Description of the task:
Pick out the lines below that include the string "китайцев".

Dataset entries:
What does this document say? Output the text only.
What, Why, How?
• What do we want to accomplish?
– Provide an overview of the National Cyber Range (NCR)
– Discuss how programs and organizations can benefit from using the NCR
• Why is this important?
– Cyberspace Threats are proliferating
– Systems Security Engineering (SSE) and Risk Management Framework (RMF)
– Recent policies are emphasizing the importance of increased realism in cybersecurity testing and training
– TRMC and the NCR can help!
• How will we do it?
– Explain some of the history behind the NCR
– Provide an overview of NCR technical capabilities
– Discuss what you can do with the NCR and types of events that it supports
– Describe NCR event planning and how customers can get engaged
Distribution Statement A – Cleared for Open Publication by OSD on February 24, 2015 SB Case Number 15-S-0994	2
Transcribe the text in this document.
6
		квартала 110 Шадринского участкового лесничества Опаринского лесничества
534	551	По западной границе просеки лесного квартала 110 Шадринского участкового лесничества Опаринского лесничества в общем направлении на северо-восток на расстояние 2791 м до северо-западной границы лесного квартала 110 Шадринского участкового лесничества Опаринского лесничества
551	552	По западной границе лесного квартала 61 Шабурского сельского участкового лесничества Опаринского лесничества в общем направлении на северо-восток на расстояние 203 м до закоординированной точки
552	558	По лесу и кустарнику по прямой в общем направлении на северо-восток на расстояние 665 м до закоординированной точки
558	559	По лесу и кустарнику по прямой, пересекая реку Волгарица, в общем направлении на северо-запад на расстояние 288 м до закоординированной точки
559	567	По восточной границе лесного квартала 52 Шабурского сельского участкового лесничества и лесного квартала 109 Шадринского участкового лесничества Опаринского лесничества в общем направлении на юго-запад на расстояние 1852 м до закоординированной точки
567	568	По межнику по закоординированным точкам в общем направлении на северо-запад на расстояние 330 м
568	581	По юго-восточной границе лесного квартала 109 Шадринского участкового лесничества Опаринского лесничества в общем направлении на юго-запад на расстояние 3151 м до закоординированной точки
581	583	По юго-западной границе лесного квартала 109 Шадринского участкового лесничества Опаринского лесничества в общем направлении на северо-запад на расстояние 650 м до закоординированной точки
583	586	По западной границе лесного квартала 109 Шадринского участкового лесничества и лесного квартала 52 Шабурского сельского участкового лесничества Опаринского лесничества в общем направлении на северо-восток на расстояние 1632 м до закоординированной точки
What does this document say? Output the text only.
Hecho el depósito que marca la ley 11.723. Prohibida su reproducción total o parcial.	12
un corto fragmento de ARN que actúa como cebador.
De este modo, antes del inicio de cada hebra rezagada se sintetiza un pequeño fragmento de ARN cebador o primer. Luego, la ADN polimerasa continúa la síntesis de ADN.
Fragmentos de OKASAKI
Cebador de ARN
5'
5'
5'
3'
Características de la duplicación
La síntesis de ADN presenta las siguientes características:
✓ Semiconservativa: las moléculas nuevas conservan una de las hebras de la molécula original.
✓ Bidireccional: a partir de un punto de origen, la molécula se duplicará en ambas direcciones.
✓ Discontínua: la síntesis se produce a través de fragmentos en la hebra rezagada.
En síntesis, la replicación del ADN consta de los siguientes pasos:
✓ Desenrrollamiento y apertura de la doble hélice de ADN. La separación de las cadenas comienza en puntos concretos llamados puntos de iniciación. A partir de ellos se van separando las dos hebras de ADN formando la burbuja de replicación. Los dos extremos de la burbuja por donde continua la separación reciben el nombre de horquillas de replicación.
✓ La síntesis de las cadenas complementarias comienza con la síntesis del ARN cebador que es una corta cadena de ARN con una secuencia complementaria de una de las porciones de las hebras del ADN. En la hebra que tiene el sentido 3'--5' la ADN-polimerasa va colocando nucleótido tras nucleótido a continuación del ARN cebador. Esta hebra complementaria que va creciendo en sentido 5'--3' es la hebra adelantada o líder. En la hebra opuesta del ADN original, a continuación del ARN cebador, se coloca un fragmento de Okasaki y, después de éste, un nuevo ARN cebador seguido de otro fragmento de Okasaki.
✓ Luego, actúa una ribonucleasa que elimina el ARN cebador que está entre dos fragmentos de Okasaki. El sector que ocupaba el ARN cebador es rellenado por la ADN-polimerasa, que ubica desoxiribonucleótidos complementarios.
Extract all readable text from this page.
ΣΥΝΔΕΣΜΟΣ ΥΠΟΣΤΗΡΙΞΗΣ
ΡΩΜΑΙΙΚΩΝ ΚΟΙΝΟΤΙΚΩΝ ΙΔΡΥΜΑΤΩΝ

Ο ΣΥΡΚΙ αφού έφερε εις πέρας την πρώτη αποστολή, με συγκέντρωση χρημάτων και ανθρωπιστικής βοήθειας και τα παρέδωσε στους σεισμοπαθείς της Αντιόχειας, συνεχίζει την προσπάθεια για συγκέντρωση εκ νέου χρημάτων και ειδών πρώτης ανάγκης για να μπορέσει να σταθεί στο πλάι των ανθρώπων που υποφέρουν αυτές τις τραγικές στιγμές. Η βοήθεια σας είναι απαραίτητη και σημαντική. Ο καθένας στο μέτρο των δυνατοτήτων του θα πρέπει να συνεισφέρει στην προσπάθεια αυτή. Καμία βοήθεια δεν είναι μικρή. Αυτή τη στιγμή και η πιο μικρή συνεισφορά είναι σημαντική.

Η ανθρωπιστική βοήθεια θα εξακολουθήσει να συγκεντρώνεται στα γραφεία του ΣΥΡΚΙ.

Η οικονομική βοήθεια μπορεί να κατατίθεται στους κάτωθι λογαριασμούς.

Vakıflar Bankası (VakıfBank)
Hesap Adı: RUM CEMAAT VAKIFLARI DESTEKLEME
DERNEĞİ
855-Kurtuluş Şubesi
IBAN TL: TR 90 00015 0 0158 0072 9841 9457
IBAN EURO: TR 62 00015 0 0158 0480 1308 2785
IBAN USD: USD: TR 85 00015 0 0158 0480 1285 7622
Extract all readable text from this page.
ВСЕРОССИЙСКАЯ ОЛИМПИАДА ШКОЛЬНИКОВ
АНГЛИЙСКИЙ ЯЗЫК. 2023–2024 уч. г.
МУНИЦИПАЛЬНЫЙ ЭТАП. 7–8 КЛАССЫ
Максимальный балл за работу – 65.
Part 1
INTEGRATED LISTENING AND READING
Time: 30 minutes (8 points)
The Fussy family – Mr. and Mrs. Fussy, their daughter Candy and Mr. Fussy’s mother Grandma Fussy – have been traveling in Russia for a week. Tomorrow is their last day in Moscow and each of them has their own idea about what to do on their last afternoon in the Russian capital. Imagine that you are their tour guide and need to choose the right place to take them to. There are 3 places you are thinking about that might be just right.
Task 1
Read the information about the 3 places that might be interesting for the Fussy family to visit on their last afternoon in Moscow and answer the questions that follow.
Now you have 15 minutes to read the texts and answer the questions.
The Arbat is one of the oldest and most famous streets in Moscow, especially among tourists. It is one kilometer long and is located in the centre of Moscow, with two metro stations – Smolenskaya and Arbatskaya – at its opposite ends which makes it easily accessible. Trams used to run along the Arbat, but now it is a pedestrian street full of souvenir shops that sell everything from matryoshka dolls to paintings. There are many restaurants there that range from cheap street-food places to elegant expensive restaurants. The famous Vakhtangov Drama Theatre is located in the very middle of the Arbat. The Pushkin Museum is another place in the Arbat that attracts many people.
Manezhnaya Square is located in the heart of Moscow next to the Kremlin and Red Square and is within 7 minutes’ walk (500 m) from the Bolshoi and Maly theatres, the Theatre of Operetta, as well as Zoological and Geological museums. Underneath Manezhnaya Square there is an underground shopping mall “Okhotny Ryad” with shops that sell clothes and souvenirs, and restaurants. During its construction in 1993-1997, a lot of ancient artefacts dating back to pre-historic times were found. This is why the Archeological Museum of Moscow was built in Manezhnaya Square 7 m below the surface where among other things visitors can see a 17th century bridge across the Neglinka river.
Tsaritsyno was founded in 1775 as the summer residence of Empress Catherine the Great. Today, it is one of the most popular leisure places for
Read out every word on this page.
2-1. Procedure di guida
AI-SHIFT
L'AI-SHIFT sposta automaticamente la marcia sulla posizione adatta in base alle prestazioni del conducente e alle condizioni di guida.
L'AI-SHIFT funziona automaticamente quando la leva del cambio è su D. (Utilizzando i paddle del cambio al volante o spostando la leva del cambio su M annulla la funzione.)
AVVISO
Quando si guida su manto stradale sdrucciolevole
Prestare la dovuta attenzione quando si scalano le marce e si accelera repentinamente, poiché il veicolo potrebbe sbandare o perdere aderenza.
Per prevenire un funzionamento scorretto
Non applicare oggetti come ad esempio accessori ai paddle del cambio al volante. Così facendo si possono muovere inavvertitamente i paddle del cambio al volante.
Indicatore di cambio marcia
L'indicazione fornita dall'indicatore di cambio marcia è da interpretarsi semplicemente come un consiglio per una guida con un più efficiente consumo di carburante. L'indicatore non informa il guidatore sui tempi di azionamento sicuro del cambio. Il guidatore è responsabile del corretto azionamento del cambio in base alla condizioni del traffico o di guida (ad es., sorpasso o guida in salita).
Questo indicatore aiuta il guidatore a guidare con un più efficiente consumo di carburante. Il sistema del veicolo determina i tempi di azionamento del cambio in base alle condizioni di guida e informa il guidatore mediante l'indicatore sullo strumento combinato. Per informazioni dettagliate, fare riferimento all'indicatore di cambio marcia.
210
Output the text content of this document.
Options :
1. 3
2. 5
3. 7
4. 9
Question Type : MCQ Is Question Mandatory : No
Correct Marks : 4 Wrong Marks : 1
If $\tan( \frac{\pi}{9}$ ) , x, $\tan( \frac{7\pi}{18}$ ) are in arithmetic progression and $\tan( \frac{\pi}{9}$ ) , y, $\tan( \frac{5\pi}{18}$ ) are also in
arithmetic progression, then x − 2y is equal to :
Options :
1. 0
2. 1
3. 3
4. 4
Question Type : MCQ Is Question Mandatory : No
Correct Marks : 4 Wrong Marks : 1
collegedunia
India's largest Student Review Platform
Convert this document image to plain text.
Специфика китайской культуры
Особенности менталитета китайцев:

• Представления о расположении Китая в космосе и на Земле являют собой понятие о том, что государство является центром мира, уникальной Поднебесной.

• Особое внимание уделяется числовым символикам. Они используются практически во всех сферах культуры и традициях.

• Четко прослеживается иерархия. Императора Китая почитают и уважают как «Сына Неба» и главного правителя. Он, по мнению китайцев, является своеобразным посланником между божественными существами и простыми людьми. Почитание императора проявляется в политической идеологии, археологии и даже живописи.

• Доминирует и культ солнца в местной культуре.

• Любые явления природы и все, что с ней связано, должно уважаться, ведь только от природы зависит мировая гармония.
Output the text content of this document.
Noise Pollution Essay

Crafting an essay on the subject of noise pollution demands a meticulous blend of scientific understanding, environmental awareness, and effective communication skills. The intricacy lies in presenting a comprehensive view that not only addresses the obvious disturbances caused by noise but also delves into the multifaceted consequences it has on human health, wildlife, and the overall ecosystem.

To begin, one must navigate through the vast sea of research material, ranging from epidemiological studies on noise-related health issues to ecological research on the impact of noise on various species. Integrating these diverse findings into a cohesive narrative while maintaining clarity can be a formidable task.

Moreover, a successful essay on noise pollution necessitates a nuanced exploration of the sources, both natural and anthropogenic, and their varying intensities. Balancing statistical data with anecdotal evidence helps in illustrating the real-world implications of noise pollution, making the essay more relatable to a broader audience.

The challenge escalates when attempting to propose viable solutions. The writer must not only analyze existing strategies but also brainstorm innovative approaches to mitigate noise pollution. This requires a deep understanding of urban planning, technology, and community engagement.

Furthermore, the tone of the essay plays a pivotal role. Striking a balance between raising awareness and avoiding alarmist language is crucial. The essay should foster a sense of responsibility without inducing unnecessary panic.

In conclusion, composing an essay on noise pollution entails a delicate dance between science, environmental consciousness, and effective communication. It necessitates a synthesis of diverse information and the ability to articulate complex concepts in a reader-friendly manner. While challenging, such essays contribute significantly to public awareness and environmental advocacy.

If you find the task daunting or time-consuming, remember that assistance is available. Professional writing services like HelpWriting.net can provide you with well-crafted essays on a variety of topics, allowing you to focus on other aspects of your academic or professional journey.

Output of the task:
Особенности менталитета китайцев:
• Четко прослеживается иерархия. Императора Китая почитают и уважают как «Сына Неба» и главного правителя. Он, по мнению китайцев, является своеобразным посланником между божественными существами и простыми людьми. Почитание императора проявляется в политической идеологии, археологии и даже живописи.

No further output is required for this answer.